═══ Dataset entries
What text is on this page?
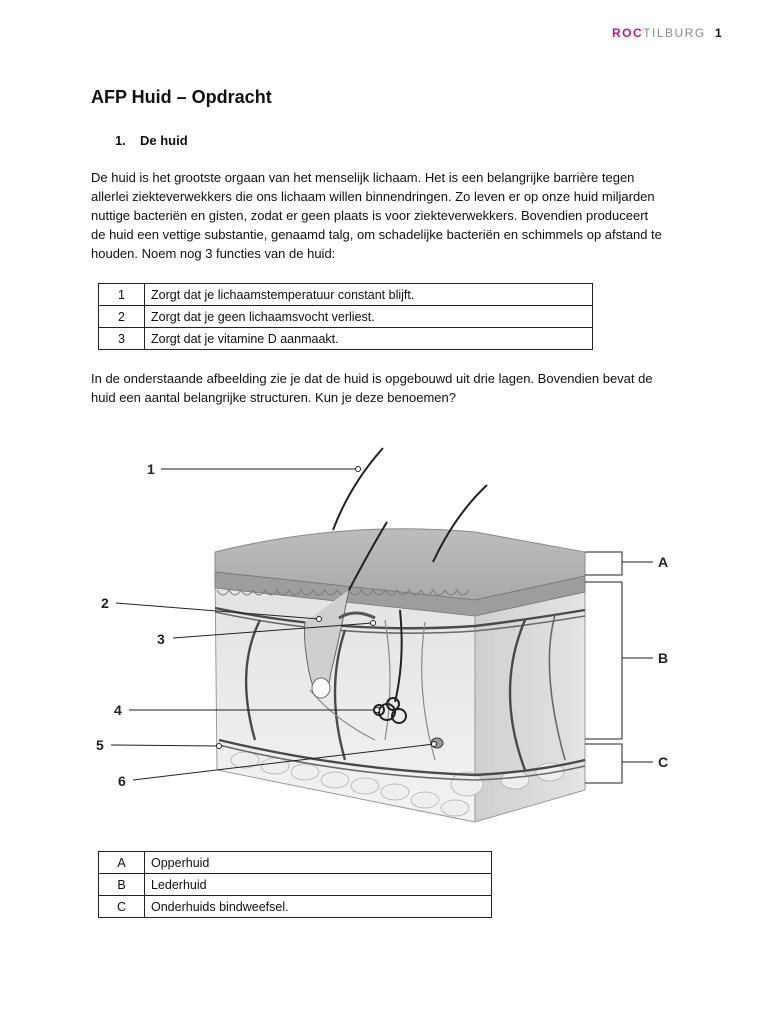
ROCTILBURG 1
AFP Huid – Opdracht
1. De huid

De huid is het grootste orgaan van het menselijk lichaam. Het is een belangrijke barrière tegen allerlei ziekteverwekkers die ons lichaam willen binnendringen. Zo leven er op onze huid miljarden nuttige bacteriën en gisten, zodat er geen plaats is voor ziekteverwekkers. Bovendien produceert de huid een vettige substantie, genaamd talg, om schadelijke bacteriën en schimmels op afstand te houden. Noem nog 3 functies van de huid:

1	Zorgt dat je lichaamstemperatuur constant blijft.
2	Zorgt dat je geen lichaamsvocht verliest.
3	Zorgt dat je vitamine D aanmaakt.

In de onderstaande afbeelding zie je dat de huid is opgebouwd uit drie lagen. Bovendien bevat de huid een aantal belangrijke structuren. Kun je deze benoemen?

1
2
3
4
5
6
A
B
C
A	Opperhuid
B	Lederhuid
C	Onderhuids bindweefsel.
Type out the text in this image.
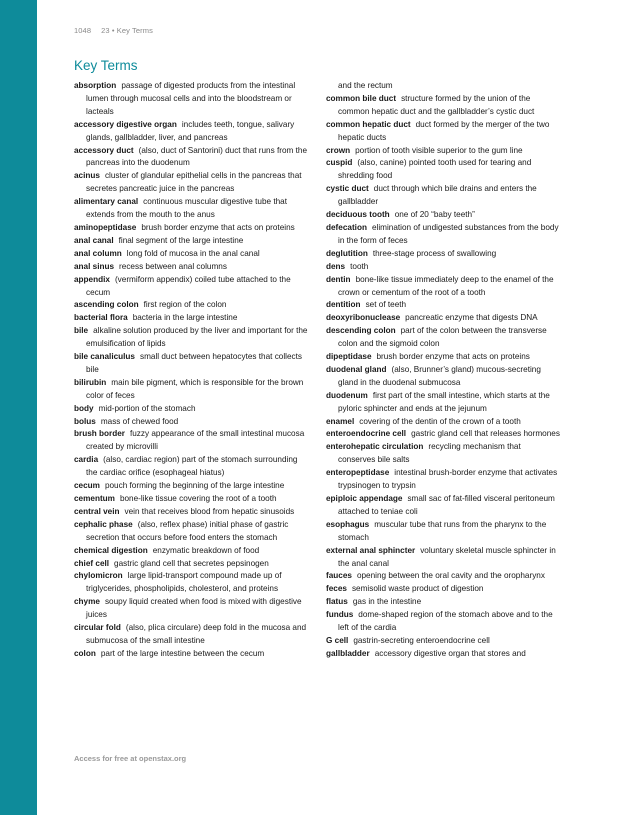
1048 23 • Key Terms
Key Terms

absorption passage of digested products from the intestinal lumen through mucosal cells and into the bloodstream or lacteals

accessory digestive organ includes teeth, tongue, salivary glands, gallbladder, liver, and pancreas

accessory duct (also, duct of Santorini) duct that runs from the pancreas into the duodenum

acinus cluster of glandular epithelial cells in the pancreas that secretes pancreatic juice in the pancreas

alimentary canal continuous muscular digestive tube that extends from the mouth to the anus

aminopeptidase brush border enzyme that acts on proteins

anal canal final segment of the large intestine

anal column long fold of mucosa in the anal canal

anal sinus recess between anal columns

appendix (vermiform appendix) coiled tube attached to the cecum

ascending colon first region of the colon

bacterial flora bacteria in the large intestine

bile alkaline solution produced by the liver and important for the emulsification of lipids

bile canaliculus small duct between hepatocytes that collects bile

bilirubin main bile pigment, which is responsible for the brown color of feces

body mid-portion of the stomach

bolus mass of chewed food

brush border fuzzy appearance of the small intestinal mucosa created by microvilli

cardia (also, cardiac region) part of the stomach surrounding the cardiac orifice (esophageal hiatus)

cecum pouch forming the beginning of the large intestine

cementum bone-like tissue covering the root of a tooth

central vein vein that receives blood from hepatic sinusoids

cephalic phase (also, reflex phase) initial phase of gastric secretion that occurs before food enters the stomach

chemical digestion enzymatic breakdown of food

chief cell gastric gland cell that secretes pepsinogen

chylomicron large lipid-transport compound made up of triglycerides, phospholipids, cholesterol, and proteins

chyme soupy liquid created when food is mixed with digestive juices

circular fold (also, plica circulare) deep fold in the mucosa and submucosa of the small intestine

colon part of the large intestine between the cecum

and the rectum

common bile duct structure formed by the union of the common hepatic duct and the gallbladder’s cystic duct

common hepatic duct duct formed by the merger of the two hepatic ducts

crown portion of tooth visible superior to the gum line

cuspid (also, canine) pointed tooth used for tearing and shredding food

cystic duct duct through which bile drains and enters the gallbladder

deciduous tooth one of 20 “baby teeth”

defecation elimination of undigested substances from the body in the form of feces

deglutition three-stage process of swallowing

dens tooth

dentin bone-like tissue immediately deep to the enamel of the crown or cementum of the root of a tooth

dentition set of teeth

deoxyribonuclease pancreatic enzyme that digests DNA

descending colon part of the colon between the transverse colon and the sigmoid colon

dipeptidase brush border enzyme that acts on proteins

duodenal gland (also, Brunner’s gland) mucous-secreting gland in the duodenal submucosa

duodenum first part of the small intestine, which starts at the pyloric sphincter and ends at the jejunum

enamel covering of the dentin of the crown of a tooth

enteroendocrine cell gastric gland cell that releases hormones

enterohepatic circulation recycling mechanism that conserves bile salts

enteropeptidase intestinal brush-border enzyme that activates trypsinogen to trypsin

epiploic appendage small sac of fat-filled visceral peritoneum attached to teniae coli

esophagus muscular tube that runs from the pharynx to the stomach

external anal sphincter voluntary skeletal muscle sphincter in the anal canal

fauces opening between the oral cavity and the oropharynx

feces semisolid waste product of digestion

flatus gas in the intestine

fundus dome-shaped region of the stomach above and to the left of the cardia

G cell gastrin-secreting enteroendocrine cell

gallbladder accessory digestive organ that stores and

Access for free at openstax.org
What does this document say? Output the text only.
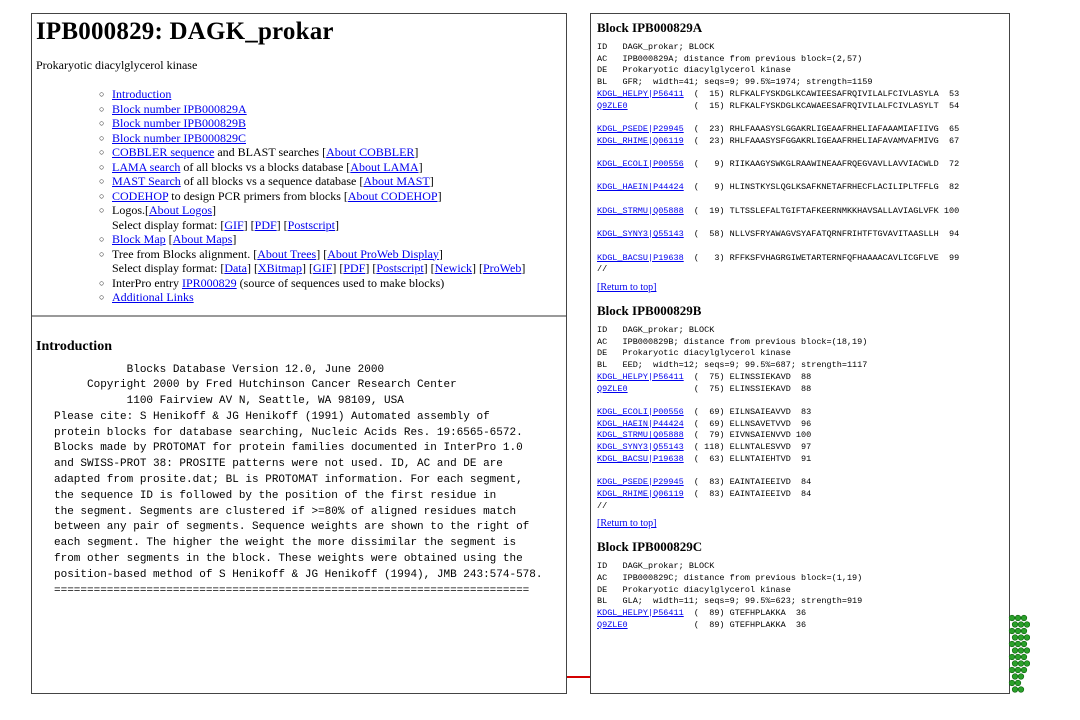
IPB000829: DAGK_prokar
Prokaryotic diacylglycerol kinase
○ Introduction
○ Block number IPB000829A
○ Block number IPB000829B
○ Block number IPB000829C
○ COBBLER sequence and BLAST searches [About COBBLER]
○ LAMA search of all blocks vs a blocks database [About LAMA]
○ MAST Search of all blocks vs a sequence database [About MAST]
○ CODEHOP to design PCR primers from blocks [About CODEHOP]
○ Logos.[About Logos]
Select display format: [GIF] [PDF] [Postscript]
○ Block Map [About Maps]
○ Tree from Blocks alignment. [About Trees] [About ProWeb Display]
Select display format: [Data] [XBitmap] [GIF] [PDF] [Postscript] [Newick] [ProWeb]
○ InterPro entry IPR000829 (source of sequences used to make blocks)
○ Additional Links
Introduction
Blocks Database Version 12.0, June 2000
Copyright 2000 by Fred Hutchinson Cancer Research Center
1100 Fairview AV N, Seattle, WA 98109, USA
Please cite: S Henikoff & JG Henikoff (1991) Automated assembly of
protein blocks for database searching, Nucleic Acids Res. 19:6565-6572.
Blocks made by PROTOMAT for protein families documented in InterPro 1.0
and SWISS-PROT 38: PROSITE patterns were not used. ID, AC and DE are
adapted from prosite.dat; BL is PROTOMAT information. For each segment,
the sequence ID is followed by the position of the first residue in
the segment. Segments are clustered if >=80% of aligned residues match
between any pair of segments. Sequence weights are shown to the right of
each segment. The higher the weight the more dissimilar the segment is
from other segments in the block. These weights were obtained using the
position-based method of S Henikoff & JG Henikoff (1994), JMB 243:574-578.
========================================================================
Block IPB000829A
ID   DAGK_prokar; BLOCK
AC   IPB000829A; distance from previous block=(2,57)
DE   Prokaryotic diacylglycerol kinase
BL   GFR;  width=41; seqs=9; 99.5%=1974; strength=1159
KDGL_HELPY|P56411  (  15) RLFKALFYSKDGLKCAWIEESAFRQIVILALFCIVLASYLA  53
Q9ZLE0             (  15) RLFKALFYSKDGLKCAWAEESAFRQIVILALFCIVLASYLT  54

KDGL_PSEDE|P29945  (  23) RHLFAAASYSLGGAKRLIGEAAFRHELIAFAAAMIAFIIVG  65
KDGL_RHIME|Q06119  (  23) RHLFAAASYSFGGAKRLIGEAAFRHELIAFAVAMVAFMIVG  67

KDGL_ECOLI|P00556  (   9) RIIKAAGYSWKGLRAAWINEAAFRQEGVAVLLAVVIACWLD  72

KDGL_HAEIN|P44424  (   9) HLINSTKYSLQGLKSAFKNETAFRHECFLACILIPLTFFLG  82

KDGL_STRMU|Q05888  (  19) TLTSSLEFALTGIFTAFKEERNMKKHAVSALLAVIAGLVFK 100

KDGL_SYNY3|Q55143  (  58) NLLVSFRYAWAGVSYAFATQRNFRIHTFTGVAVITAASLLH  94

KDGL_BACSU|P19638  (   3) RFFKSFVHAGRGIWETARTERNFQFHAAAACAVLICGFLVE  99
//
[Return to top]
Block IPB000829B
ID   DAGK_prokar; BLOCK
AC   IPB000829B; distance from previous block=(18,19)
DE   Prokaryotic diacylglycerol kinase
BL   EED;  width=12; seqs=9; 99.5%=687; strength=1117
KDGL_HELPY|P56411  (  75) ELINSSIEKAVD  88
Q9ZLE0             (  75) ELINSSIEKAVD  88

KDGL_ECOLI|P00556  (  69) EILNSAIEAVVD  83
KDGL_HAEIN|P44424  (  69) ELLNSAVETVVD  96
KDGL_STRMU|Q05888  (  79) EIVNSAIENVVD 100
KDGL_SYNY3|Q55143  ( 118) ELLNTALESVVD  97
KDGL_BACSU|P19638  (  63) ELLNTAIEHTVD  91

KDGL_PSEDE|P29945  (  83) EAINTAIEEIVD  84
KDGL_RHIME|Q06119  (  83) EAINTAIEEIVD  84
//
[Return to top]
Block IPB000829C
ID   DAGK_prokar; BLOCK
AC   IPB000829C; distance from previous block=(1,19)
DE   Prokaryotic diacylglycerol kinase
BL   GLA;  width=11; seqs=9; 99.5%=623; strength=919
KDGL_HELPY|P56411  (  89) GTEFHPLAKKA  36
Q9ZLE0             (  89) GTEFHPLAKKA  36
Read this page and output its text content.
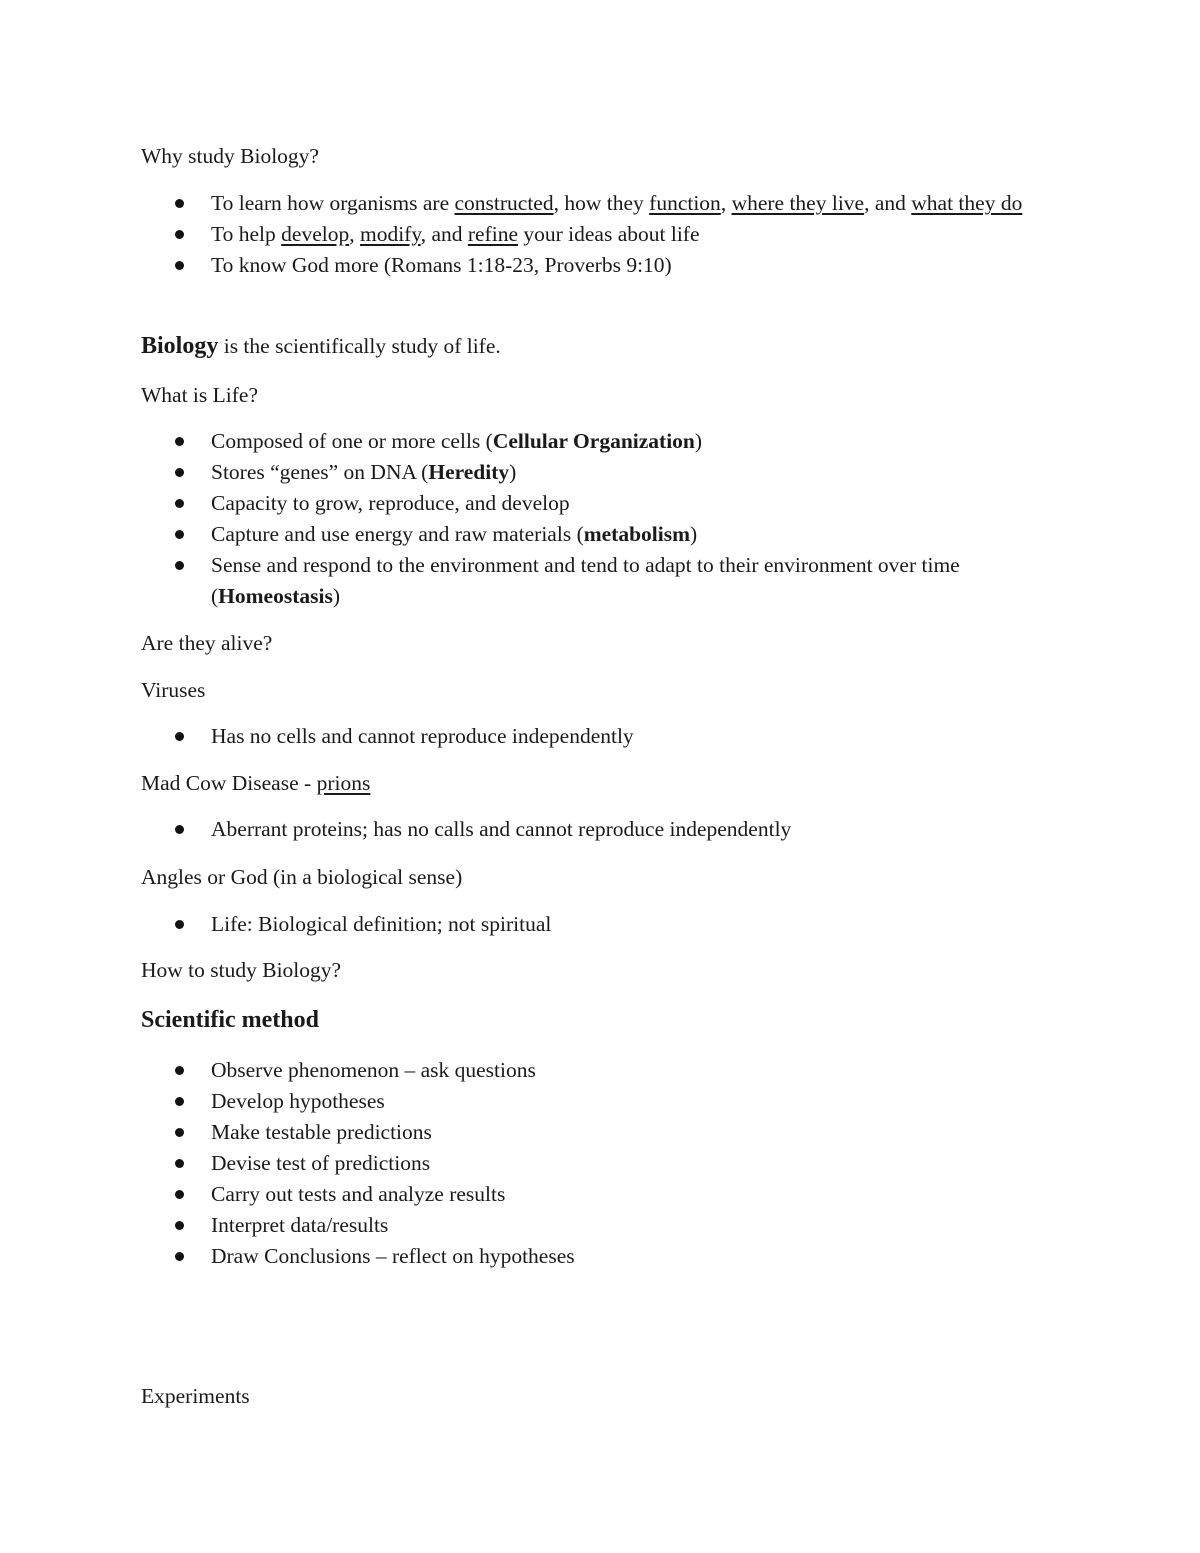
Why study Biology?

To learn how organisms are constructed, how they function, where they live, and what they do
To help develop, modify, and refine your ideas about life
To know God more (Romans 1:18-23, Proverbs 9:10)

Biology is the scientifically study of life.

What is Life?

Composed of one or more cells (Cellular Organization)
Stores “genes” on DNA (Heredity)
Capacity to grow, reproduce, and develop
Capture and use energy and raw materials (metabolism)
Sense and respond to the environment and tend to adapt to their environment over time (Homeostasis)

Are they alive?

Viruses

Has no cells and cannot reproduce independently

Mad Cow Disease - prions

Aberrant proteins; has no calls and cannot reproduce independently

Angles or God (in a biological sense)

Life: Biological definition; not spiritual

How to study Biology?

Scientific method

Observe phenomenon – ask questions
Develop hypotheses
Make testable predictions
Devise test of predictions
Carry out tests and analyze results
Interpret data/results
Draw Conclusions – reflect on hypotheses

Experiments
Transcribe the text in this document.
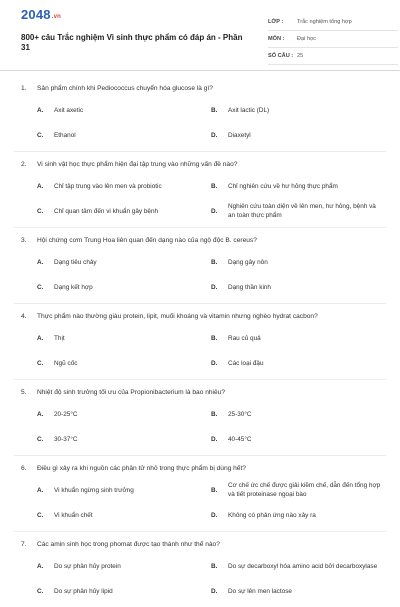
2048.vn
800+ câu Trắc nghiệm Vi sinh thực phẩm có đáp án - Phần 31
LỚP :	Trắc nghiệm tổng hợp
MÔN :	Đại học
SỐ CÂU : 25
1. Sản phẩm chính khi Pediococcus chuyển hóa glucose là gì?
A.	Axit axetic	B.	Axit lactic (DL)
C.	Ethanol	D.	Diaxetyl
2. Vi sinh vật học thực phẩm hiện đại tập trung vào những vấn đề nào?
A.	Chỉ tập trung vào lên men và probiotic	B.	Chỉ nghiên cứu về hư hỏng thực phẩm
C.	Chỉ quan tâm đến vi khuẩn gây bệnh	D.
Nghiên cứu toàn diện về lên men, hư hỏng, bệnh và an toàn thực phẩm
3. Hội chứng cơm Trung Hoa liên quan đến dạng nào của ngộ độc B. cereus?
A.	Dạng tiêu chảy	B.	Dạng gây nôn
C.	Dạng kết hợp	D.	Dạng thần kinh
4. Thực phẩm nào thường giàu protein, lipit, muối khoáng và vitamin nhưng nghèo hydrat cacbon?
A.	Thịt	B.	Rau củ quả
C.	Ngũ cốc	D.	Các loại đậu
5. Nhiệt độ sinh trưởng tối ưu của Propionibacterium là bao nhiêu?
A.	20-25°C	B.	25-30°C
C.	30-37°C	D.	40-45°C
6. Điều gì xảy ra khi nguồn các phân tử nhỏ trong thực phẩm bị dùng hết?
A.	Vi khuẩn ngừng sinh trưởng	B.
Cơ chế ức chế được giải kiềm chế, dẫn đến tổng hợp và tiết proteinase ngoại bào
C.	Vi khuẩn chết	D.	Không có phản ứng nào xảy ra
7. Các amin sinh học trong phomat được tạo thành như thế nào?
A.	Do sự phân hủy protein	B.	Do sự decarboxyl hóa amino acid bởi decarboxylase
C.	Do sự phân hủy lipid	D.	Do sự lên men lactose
══════
Lines of the material that contain the word "enzyme" are to be gathered.

aminopeptidase brush border enzyme that acts on proteins
deoxyribonuclease pancreatic enzyme that digests DNA
dipeptidase brush border enzyme that acts on proteins
enteropeptidase intestinal brush-border enzyme that activates trypsinogen to trypsin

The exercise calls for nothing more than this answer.